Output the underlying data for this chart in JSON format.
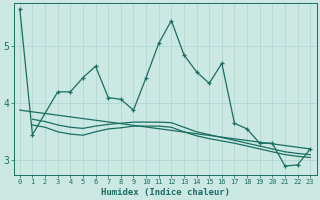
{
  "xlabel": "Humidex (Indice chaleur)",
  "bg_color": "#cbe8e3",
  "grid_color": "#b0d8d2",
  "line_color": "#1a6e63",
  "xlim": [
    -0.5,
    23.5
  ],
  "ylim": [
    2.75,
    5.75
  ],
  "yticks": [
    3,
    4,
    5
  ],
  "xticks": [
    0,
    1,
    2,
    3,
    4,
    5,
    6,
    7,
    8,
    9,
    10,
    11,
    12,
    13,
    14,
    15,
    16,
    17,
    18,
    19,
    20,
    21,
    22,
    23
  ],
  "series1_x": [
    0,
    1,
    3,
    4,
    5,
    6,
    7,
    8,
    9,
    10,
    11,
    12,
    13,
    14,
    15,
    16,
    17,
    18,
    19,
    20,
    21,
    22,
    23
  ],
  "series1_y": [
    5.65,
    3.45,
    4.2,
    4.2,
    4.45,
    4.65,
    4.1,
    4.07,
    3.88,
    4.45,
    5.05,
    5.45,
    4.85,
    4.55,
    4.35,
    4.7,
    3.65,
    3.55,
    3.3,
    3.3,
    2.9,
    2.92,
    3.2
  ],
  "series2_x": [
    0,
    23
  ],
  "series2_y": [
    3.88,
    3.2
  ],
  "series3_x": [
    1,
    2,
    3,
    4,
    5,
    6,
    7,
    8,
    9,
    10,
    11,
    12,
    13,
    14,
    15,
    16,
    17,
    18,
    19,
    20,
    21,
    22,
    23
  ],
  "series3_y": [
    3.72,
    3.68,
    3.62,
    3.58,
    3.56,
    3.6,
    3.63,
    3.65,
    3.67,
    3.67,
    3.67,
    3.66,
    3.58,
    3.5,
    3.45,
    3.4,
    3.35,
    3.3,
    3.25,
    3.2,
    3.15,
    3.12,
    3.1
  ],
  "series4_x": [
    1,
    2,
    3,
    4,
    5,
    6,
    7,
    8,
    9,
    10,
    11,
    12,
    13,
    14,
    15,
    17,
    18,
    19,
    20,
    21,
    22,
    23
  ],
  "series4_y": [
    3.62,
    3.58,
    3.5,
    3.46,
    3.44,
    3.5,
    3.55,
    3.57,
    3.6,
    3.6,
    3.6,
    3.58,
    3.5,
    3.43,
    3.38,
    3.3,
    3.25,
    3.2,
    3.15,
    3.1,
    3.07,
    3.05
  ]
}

**WORK TO COMPLETE:**
Every record must be copied exactly, with images dropped from the result.

**OUTPUT FOR THIS TASK:**
Output the underlying data for this chart in JSON format.
{
  "xlabel": "Humidex (Indice chaleur)",
  "bg_color": "#cbe8e3",
  "grid_color": "#b0d8d2",
  "line_color": "#1a6e63",
  "xlim": [
    -0.5,
    23.5
  ],
  "ylim": [
    2.75,
    5.75
  ],
  "yticks": [
    3,
    4,
    5
  ],
  "xticks": [
    0,
    1,
    2,
    3,
    4,
    5,
    6,
    7,
    8,
    9,
    10,
    11,
    12,
    13,
    14,
    15,
    16,
    17,
    18,
    19,
    20,
    21,
    22,
    23
  ],
  "series1_x": [
    0,
    1,
    3,
    4,
    5,
    6,
    7,
    8,
    9,
    10,
    11,
    12,
    13,
    14,
    15,
    16,
    17,
    18,
    19,
    20,
    21,
    22,
    23
  ],
  "series1_y": [
    5.65,
    3.45,
    4.2,
    4.2,
    4.45,
    4.65,
    4.1,
    4.07,
    3.88,
    4.45,
    5.05,
    5.45,
    4.85,
    4.55,
    4.35,
    4.7,
    3.65,
    3.55,
    3.3,
    3.3,
    2.9,
    2.92,
    3.2
  ],
  "series2_x": [
    0,
    23
  ],
  "series2_y": [
    3.88,
    3.2
  ],
  "series3_x": [
    1,
    2,
    3,
    4,
    5,
    6,
    7,
    8,
    9,
    10,
    11,
    12,
    13,
    14,
    15,
    16,
    17,
    18,
    19,
    20,
    21,
    22,
    23
  ],
  "series3_y": [
    3.72,
    3.68,
    3.62,
    3.58,
    3.56,
    3.6,
    3.63,
    3.65,
    3.67,
    3.67,
    3.67,
    3.66,
    3.58,
    3.5,
    3.45,
    3.4,
    3.35,
    3.3,
    3.25,
    3.2,
    3.15,
    3.12,
    3.1
  ],
  "series4_x": [
    1,
    2,
    3,
    4,
    5,
    6,
    7,
    8,
    9,
    10,
    11,
    12,
    13,
    14,
    15,
    17,
    18,
    19,
    20,
    21,
    22,
    23
  ],
  "series4_y": [
    3.62,
    3.58,
    3.5,
    3.46,
    3.44,
    3.5,
    3.55,
    3.57,
    3.6,
    3.6,
    3.6,
    3.58,
    3.5,
    3.43,
    3.38,
    3.3,
    3.25,
    3.2,
    3.15,
    3.1,
    3.07,
    3.05
  ]
}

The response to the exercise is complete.